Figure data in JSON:
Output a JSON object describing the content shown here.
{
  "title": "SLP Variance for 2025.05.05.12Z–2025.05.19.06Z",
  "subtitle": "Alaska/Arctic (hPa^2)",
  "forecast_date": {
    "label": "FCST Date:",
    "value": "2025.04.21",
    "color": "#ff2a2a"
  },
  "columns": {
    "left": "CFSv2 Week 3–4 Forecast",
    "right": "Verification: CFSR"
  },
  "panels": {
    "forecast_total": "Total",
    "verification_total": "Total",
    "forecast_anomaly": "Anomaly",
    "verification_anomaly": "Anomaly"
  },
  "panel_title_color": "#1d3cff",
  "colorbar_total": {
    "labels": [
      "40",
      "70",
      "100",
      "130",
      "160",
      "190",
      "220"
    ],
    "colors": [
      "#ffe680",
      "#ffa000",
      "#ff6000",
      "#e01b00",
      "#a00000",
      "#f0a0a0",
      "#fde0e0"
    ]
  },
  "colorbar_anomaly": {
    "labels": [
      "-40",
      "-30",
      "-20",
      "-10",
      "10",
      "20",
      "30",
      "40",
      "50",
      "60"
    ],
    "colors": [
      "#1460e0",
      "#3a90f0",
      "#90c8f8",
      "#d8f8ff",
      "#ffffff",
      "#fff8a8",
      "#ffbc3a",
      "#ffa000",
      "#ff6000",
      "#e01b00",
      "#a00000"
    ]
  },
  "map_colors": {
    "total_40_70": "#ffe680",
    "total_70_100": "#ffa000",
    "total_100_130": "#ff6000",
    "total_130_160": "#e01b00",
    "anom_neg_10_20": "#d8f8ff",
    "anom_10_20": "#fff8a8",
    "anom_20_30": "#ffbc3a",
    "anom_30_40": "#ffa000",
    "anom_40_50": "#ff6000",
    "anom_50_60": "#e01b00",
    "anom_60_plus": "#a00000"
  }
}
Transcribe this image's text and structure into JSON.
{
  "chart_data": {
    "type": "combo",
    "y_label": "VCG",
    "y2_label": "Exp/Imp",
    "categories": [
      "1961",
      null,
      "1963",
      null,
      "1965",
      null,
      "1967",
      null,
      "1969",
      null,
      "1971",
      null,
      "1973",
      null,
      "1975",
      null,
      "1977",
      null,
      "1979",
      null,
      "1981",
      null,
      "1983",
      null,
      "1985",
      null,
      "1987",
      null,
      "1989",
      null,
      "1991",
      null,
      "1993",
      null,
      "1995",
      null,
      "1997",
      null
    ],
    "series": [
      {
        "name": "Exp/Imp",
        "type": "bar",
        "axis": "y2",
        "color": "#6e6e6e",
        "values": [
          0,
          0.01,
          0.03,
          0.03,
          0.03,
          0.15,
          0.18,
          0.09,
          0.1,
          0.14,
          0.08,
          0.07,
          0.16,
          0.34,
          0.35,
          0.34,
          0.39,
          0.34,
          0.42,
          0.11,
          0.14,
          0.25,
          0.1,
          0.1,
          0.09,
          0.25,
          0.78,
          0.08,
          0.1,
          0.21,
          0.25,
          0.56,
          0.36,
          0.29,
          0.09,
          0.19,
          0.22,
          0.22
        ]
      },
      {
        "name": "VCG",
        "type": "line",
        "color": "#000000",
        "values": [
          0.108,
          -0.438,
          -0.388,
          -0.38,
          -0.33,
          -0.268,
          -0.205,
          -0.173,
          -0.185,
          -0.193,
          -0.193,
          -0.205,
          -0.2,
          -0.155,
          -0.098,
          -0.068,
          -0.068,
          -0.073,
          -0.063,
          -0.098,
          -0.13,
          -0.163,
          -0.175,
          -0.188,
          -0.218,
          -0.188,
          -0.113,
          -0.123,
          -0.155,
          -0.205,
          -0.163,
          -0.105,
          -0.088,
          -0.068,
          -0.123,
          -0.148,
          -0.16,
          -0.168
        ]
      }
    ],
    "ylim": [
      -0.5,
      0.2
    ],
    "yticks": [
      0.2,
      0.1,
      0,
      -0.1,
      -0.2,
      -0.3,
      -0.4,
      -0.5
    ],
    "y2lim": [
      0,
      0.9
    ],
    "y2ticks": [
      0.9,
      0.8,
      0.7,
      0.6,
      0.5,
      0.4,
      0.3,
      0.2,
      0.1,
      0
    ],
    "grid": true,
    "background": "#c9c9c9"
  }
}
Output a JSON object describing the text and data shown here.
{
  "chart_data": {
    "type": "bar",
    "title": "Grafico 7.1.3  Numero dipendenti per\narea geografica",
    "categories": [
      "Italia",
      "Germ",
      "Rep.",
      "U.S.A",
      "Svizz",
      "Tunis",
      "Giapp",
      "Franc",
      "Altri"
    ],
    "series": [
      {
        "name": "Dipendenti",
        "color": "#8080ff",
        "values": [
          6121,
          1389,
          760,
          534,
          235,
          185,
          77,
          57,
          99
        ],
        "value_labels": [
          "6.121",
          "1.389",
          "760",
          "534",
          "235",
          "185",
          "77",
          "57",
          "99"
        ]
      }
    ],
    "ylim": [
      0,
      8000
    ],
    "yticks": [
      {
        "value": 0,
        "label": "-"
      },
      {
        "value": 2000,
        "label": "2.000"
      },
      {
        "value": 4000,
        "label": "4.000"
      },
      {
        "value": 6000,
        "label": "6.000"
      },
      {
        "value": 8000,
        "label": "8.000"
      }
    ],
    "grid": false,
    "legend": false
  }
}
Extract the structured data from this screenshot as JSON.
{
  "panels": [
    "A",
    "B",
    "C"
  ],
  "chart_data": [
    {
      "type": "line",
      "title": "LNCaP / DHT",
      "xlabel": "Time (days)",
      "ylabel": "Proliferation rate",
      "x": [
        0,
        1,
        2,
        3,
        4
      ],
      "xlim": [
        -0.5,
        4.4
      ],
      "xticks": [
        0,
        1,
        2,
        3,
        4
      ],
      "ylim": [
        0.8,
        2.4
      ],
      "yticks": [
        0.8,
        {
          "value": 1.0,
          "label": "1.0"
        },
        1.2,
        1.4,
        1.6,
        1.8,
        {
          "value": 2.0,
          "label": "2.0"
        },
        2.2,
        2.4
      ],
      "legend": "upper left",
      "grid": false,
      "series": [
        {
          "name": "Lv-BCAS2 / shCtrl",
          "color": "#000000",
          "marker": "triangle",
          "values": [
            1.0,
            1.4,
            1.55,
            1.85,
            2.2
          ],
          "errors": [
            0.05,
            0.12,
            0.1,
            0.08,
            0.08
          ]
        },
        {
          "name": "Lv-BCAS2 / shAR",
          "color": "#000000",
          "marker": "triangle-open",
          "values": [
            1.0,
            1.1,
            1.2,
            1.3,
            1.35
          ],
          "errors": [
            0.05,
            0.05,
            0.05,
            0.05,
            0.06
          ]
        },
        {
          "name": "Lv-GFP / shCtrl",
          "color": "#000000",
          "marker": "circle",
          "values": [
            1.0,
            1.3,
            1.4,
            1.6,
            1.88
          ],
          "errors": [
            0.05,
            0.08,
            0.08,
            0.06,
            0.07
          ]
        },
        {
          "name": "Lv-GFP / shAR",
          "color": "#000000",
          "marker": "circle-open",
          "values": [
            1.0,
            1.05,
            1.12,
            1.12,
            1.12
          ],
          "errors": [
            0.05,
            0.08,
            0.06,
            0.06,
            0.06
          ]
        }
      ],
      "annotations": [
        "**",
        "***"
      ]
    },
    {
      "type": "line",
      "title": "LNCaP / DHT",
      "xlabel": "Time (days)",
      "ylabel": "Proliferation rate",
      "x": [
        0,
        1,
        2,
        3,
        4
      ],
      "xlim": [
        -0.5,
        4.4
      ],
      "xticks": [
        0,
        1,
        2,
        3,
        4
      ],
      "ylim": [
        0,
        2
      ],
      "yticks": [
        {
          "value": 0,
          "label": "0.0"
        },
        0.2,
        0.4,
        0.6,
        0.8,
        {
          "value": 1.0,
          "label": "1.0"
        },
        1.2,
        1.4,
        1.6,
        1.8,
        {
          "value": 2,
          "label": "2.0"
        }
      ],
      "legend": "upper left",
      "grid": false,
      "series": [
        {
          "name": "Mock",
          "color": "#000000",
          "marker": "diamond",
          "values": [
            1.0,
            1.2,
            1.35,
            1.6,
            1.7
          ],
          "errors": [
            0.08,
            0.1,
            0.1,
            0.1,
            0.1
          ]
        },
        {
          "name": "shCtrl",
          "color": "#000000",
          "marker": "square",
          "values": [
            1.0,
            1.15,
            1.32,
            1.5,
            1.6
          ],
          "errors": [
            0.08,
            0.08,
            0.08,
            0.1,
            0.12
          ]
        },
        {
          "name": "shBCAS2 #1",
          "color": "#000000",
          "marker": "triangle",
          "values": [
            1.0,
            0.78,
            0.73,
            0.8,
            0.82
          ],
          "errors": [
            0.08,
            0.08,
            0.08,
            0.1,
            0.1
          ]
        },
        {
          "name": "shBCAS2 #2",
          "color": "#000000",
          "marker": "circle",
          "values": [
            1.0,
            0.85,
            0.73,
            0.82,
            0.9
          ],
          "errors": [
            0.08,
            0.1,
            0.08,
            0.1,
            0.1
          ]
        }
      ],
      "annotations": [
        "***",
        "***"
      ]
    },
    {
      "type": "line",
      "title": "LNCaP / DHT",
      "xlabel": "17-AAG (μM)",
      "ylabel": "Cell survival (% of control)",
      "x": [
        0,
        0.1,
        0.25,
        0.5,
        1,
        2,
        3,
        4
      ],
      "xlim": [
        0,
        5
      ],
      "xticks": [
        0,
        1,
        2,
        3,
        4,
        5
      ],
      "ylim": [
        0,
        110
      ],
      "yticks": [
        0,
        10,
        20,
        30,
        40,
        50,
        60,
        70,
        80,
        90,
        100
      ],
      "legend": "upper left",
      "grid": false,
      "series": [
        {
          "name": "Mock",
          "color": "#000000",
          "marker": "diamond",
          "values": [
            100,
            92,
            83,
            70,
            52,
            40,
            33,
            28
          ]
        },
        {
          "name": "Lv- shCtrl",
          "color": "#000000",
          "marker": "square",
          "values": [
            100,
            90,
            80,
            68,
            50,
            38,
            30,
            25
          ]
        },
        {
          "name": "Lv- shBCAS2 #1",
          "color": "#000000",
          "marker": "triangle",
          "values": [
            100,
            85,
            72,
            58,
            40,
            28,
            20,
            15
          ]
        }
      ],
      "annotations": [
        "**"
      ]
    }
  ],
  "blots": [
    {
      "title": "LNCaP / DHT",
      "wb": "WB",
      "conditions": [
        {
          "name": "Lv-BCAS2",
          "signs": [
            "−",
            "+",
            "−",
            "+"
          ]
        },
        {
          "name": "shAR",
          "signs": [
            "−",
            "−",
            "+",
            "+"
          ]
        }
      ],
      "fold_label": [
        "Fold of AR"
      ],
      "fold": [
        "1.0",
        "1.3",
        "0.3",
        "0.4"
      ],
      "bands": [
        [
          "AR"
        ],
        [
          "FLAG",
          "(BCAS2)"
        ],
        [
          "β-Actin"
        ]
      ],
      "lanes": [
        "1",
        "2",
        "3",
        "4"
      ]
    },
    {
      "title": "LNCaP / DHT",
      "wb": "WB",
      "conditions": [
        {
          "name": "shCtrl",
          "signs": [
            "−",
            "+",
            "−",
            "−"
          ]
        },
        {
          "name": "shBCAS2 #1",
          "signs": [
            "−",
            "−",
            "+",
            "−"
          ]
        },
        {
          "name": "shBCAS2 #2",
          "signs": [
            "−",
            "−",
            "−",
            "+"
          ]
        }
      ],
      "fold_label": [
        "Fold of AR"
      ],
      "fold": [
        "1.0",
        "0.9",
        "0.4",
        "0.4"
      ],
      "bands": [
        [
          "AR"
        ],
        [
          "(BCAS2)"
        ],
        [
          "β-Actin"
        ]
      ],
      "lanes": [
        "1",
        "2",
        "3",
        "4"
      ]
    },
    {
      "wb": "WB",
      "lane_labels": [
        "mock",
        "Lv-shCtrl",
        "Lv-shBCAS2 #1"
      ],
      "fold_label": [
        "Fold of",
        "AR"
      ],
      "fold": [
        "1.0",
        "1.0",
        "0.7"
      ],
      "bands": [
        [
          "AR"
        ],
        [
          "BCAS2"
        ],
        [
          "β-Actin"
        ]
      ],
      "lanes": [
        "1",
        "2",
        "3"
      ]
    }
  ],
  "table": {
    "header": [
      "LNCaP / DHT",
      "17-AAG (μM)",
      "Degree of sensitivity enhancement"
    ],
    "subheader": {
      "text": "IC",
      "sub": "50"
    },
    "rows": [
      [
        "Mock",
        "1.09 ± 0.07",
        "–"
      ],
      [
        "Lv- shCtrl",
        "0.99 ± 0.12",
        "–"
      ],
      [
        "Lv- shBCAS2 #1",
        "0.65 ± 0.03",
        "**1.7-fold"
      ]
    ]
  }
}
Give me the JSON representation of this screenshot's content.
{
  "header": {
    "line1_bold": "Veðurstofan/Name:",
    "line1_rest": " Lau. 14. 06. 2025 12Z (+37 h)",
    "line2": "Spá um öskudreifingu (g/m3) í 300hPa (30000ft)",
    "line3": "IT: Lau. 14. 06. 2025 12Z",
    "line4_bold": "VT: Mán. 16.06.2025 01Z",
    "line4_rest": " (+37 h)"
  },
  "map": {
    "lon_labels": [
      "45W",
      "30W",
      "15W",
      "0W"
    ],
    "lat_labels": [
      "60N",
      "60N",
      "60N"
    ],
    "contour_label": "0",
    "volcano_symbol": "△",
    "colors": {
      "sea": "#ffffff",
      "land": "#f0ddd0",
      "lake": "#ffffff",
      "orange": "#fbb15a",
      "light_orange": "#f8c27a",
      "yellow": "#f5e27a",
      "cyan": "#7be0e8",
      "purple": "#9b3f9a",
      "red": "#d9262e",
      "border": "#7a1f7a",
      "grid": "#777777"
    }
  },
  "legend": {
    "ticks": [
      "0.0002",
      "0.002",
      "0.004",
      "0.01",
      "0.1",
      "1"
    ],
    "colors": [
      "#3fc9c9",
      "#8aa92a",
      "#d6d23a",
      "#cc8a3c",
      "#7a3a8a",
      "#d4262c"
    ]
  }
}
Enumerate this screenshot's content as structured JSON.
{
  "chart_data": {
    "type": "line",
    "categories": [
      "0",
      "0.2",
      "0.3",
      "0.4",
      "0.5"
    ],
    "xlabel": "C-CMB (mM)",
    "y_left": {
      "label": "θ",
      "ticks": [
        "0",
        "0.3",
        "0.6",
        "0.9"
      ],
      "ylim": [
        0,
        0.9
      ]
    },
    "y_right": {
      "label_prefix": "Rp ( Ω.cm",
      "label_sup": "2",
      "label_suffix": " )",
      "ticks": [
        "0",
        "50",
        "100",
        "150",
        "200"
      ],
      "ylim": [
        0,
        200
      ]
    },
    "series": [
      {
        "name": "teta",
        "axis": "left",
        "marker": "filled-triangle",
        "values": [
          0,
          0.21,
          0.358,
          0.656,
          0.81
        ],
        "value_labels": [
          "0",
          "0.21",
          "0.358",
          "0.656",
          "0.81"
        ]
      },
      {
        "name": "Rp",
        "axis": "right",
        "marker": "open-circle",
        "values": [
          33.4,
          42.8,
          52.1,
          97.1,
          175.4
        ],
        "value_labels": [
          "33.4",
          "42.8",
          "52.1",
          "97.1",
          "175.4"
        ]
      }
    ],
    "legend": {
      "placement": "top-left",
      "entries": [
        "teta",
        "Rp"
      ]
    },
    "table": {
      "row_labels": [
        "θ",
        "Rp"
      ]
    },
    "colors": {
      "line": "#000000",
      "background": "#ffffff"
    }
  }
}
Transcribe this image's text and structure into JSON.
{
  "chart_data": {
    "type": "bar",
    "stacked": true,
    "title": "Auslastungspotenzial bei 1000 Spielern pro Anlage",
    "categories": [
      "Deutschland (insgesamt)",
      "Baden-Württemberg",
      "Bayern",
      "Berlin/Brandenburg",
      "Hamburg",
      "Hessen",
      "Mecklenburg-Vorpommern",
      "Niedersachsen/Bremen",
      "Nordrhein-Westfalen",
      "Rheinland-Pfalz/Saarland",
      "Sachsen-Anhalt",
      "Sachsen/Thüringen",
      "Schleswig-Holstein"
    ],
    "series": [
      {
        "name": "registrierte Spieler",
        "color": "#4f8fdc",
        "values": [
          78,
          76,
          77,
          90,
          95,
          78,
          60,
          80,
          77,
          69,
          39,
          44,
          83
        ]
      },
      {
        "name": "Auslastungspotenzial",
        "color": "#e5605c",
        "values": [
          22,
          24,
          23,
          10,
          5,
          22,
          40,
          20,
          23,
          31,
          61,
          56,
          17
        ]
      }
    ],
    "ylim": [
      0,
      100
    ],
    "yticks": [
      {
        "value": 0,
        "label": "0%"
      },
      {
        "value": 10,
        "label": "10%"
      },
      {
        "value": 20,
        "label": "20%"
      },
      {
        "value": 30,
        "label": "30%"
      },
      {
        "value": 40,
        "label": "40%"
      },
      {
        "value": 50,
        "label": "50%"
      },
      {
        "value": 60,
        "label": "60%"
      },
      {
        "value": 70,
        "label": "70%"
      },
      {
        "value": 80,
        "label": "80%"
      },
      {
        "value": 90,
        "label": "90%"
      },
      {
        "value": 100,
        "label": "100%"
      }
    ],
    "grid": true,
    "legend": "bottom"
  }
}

• [Task to complete]:
Copy every line of the listing that includes the string "this".

• [Solved problem]:
Transcribe this image's text and structure into JSON.
Extract the structured data from this screenshot as JSON.
Give me the JSON representation of this screenshot's content.
Enumerate this screenshot's content as structured JSON.
Transcribe this image's text and structure into JSON.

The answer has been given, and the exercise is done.